## Start MATERIAL FOR THE TASK
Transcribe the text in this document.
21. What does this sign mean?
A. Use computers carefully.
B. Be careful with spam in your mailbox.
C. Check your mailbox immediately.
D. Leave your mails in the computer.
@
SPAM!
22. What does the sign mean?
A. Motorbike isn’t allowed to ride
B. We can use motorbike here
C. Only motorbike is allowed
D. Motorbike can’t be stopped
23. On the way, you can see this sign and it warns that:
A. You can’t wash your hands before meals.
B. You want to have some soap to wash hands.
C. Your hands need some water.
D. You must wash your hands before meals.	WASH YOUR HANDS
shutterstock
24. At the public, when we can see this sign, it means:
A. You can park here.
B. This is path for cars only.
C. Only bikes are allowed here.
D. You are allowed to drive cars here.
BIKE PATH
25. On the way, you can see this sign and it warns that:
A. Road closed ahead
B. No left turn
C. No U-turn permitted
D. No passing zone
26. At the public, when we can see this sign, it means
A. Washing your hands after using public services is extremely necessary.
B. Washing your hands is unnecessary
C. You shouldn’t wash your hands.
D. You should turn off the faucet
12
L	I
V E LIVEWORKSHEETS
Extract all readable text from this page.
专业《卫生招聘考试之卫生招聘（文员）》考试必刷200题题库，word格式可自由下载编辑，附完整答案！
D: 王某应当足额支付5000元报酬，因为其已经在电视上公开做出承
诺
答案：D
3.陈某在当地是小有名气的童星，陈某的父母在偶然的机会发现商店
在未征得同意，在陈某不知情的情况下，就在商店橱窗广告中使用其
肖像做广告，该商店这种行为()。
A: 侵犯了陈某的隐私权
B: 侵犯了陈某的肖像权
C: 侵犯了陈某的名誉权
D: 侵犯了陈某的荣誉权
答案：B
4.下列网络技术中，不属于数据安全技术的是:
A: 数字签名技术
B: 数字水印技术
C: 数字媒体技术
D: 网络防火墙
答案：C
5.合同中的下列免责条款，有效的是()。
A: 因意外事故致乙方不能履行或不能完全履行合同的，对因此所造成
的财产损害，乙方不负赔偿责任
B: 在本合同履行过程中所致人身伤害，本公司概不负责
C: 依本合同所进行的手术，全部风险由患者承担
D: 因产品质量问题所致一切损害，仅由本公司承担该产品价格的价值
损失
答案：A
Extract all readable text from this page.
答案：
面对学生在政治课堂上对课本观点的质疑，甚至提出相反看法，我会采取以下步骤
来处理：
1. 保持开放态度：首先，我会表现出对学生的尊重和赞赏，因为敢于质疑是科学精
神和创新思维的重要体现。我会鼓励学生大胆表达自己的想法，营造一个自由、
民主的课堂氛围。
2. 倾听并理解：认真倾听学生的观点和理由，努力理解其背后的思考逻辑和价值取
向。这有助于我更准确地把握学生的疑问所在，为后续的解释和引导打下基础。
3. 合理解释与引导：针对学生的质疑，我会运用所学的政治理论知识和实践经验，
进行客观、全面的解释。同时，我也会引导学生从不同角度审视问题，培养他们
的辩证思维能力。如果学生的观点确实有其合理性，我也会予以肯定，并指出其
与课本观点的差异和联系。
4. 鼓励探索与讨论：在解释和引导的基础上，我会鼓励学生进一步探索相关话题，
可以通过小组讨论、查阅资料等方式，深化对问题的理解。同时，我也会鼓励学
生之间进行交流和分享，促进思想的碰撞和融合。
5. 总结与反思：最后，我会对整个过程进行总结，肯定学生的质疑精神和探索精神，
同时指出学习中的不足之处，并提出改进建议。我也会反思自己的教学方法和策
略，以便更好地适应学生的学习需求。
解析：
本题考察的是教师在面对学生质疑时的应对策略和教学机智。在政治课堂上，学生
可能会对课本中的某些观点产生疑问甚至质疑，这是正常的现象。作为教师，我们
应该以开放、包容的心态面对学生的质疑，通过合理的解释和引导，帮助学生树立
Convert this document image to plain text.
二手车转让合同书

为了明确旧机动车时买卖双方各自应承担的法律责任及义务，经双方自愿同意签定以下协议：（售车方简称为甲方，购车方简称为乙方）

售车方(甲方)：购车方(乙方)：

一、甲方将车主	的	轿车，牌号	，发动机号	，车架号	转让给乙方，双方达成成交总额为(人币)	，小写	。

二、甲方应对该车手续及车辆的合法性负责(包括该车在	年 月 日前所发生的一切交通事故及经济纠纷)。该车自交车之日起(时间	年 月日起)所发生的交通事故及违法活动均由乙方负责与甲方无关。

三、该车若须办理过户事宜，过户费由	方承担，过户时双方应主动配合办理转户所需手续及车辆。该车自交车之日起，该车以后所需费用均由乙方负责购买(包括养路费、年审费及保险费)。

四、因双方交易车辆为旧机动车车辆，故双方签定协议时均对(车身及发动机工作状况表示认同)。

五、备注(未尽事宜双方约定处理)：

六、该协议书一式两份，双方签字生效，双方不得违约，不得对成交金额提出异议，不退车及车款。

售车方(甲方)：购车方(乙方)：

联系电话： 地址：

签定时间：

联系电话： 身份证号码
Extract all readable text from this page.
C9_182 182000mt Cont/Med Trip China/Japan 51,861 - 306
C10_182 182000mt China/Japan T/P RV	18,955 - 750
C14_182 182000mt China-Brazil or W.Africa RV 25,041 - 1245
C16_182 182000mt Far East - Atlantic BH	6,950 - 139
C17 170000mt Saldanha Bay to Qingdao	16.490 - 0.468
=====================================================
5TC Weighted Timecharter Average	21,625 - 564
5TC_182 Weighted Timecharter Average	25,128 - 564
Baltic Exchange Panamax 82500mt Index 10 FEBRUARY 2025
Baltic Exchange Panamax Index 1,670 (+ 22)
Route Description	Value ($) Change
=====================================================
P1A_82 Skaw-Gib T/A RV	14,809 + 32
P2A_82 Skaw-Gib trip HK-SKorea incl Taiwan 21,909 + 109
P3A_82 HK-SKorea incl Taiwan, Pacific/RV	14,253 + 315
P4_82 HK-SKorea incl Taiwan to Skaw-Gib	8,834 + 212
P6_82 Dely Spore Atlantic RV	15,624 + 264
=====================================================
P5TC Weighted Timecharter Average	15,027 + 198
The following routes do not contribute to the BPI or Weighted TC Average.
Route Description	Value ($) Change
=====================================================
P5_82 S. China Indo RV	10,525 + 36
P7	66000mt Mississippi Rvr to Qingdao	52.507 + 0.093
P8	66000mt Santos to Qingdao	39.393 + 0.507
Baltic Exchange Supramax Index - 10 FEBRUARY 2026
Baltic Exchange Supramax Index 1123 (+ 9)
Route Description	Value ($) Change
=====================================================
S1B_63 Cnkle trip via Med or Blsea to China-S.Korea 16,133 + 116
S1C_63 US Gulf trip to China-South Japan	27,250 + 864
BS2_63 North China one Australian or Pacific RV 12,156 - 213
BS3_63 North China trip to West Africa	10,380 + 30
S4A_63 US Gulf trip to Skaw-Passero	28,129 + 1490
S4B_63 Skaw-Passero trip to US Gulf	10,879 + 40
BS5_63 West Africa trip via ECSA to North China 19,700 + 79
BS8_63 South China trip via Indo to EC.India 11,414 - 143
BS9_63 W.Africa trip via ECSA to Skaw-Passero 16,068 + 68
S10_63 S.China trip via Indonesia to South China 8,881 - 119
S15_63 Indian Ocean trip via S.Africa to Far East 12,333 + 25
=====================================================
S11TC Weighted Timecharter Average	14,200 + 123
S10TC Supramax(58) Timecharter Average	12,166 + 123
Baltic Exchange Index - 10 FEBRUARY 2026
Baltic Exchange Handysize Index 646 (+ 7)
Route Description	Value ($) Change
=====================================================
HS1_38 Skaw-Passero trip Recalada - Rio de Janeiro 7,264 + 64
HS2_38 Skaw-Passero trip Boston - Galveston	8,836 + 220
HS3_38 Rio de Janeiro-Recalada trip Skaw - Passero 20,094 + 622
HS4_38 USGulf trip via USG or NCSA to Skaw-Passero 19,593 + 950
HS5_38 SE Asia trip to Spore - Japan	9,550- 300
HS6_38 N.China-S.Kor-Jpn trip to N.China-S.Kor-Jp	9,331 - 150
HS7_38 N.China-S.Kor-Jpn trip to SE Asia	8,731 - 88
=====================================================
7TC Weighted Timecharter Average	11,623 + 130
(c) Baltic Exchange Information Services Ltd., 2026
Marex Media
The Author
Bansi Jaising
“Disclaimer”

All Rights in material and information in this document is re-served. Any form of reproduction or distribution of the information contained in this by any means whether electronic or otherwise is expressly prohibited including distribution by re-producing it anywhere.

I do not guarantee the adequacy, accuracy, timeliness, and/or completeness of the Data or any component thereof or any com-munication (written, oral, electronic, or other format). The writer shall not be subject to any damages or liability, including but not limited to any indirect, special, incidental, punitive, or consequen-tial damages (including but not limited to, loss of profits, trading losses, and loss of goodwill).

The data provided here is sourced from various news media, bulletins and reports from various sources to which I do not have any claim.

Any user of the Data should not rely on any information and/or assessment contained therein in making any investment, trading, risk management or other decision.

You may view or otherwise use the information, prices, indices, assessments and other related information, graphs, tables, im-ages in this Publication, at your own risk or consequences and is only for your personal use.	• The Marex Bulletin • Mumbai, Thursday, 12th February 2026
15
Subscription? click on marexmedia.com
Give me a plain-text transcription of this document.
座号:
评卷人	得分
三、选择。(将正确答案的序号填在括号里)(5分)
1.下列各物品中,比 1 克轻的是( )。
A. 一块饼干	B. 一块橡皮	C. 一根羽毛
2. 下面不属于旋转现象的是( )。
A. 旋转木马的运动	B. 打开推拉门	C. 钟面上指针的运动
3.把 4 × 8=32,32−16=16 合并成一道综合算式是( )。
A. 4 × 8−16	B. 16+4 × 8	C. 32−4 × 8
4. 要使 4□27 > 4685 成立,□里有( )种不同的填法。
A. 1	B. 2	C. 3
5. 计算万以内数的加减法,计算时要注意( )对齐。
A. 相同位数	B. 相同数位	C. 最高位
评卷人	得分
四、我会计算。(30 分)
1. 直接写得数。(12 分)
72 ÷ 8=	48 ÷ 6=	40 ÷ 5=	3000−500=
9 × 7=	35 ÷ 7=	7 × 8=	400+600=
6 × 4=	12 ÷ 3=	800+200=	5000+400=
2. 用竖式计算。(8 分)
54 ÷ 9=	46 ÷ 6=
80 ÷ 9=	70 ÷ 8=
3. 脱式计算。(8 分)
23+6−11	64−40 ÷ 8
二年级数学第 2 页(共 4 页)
## End MATERIAL FOR THE TASK
▶ [EXERCISE DETAILS]
In the entries above, find each line with the word "What" and copy it.

▶ [OUTPUT FOR THIS TASK]
21. What does this sign mean?
22. What does the sign mean?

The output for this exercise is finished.